§ INFORMATION PROVIDED:
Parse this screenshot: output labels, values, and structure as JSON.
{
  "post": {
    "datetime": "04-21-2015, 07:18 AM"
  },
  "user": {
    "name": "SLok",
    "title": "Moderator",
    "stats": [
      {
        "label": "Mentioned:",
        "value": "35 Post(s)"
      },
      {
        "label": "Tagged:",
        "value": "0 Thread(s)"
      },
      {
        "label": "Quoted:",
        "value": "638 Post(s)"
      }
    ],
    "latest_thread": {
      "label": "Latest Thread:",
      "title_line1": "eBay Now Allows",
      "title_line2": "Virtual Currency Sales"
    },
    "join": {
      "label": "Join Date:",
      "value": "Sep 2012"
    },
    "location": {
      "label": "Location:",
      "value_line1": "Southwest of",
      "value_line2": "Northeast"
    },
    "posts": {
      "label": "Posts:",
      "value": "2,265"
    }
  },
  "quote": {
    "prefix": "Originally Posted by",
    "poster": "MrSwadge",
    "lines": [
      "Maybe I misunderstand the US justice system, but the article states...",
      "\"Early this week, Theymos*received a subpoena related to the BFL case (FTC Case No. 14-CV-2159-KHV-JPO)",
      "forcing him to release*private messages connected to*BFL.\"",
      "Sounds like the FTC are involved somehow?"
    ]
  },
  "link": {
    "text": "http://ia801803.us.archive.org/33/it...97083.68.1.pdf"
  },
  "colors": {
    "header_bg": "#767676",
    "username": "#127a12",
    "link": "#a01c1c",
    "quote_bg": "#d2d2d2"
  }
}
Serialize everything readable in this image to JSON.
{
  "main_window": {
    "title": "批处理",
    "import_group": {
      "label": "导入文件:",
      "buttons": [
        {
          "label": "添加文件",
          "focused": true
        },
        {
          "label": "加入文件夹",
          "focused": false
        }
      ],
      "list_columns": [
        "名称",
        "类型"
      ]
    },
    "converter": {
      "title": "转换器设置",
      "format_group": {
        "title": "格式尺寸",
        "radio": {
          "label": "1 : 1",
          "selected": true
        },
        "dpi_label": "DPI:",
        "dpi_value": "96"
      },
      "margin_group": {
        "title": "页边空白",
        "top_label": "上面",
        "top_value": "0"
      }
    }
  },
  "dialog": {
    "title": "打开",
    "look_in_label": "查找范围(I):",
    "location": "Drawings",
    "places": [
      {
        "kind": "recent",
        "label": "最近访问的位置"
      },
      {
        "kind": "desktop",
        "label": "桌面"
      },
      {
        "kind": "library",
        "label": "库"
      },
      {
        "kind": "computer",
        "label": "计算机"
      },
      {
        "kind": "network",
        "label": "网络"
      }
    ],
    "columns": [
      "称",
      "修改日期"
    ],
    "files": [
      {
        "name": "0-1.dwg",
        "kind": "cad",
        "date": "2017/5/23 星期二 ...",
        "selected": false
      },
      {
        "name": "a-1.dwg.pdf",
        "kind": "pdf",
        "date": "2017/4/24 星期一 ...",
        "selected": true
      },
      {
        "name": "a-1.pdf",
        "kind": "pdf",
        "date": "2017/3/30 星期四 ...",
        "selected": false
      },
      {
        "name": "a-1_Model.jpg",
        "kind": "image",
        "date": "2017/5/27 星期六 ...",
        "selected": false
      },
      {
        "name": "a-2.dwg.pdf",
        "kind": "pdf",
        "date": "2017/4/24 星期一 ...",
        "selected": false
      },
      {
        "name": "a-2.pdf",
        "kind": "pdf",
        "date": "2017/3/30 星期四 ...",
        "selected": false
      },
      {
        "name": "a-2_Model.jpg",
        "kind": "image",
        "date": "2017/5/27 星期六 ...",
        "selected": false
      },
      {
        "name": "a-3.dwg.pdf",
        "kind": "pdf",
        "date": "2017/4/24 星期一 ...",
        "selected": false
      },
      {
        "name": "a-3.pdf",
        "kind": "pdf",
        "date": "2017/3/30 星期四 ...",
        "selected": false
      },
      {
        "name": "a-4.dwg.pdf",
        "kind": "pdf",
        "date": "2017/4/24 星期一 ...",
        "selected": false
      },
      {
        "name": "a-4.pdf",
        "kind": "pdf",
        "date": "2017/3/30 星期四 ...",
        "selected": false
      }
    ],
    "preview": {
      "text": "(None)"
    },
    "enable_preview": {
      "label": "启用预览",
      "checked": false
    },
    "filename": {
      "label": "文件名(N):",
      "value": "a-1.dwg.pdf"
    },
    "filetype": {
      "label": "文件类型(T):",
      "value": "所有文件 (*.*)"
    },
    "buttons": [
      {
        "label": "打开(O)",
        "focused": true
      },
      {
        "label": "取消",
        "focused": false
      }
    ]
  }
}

§ WORK TO DO:
Wherever the string "true" appears in the entries above, list that line.

§ WRITTEN SOLUTION:
          "focused": true
          "selected": true
        "selected": true
        "focused": true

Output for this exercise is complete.